Work to complete:
Rewrite every line of the listing below, replacing "bbox" with "bounding box" and leaving everything else unchanged.

Records of where elements appear:
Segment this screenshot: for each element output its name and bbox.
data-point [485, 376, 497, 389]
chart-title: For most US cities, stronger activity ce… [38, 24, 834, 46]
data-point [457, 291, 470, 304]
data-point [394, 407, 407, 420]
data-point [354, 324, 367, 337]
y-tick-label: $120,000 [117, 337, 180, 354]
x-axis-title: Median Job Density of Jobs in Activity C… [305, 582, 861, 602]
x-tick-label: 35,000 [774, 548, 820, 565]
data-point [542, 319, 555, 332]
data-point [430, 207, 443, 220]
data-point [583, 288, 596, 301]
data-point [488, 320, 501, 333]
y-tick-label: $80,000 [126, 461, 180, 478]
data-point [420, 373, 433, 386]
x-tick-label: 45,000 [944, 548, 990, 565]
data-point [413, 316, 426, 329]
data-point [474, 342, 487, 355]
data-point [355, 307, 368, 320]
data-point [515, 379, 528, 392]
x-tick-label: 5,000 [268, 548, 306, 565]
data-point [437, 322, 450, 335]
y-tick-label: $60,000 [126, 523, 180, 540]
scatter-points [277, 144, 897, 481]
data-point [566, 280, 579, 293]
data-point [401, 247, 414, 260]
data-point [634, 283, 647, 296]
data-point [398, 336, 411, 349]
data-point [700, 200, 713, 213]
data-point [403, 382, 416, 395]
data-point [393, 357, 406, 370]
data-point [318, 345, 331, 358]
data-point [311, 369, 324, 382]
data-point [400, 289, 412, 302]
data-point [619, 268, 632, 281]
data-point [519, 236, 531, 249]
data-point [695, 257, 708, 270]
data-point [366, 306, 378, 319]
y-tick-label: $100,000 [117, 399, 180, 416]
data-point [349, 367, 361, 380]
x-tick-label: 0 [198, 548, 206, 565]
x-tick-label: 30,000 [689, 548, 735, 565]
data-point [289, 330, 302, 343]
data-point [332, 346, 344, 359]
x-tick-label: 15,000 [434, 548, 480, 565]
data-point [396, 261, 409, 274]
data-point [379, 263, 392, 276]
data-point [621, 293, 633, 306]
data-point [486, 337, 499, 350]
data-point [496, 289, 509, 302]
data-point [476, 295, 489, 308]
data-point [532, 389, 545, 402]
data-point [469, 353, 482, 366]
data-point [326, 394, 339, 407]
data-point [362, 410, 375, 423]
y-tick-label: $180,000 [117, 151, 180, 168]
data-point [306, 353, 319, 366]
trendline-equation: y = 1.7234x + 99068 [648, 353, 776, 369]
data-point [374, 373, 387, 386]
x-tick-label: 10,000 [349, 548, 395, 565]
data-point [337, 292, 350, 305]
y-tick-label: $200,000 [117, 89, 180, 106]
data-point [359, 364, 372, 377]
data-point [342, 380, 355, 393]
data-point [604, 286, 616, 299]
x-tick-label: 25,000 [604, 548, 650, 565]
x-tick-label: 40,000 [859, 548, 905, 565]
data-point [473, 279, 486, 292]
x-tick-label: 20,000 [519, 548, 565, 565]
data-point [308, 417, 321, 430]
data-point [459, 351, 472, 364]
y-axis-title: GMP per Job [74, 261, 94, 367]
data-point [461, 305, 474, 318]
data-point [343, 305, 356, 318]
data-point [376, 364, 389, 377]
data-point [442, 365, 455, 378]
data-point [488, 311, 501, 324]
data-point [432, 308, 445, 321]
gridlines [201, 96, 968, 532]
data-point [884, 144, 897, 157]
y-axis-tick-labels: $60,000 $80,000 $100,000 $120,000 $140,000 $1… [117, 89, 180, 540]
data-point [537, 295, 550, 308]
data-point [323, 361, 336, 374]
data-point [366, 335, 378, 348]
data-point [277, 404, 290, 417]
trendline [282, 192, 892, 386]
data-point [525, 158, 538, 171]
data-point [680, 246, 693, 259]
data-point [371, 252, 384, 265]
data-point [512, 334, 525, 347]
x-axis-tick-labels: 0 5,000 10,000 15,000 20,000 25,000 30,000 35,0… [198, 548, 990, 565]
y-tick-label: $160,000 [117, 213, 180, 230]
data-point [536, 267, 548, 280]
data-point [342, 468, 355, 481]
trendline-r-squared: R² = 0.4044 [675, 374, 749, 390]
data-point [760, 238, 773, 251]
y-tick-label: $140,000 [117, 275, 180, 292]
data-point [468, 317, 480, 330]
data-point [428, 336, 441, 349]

Task response:
Segment this screenshot: for each element output its name and bounding box.
data-point [485, 376, 497, 389]
chart-title: For most US cities, stronger activity ce… [38, 24, 834, 46]
data-point [457, 291, 470, 304]
data-point [394, 407, 407, 420]
data-point [354, 324, 367, 337]
y-tick-label: $120,000 [117, 337, 180, 354]
x-axis-title: Median Job Density of Jobs in Activity C… [305, 582, 861, 602]
x-tick-label: 35,000 [774, 548, 820, 565]
data-point [542, 319, 555, 332]
data-point [430, 207, 443, 220]
data-point [583, 288, 596, 301]
data-point [488, 320, 501, 333]
y-tick-label: $80,000 [126, 461, 180, 478]
data-point [420, 373, 433, 386]
x-tick-label: 45,000 [944, 548, 990, 565]
data-point [413, 316, 426, 329]
data-point [474, 342, 487, 355]
data-point [355, 307, 368, 320]
data-point [515, 379, 528, 392]
x-tick-label: 5,000 [268, 548, 306, 565]
data-point [437, 322, 450, 335]
y-tick-label: $60,000 [126, 523, 180, 540]
scatter-points [277, 144, 897, 481]
data-point [566, 280, 579, 293]
data-point [401, 247, 414, 260]
data-point [634, 283, 647, 296]
data-point [398, 336, 411, 349]
data-point [700, 200, 713, 213]
data-point [403, 382, 416, 395]
data-point [393, 357, 406, 370]
data-point [318, 345, 331, 358]
data-point [311, 369, 324, 382]
data-point [400, 289, 412, 302]
data-point [619, 268, 632, 281]
data-point [519, 236, 531, 249]
data-point [695, 257, 708, 270]
data-point [366, 306, 378, 319]
y-tick-label: $100,000 [117, 399, 180, 416]
data-point [349, 367, 361, 380]
x-tick-label: 0 [198, 548, 206, 565]
x-tick-label: 30,000 [689, 548, 735, 565]
data-point [289, 330, 302, 343]
data-point [332, 346, 344, 359]
x-tick-label: 15,000 [434, 548, 480, 565]
data-point [396, 261, 409, 274]
data-point [379, 263, 392, 276]
data-point [621, 293, 633, 306]
data-point [486, 337, 499, 350]
data-point [496, 289, 509, 302]
data-point [476, 295, 489, 308]
data-point [532, 389, 545, 402]
data-point [469, 353, 482, 366]
data-point [326, 394, 339, 407]
data-point [362, 410, 375, 423]
y-tick-label: $180,000 [117, 151, 180, 168]
data-point [306, 353, 319, 366]
trendline-equation: y = 1.7234x + 99068 [648, 353, 776, 369]
data-point [374, 373, 387, 386]
x-tick-label: 10,000 [349, 548, 395, 565]
data-point [337, 292, 350, 305]
y-tick-label: $200,000 [117, 89, 180, 106]
data-point [359, 364, 372, 377]
data-point [342, 380, 355, 393]
data-point [604, 286, 616, 299]
x-tick-label: 25,000 [604, 548, 650, 565]
x-tick-label: 40,000 [859, 548, 905, 565]
data-point [473, 279, 486, 292]
x-tick-label: 20,000 [519, 548, 565, 565]
data-point [308, 417, 321, 430]
data-point [459, 351, 472, 364]
y-axis-title: GMP per Job [74, 261, 94, 367]
data-point [461, 305, 474, 318]
data-point [343, 305, 356, 318]
data-point [376, 364, 389, 377]
data-point [442, 365, 455, 378]
data-point [488, 311, 501, 324]
data-point [432, 308, 445, 321]
gridlines [201, 96, 968, 532]
data-point [884, 144, 897, 157]
y-axis-tick-labels: $60,000 $80,000 $100,000 $120,000 $140,000 $1… [117, 89, 180, 540]
data-point [537, 295, 550, 308]
data-point [323, 361, 336, 374]
data-point [366, 335, 378, 348]
data-point [277, 404, 290, 417]
trendline [282, 192, 892, 386]
data-point [525, 158, 538, 171]
data-point [680, 246, 693, 259]
data-point [371, 252, 384, 265]
data-point [512, 334, 525, 347]
x-axis-tick-labels: 0 5,000 10,000 15,000 20,000 25,000 30,000 35,0… [198, 548, 990, 565]
y-tick-label: $160,000 [117, 213, 180, 230]
data-point [536, 267, 548, 280]
data-point [342, 468, 355, 481]
trendline-r-squared: R² = 0.4044 [675, 374, 749, 390]
data-point [760, 238, 773, 251]
y-tick-label: $140,000 [117, 275, 180, 292]
data-point [468, 317, 480, 330]
data-point [428, 336, 441, 349]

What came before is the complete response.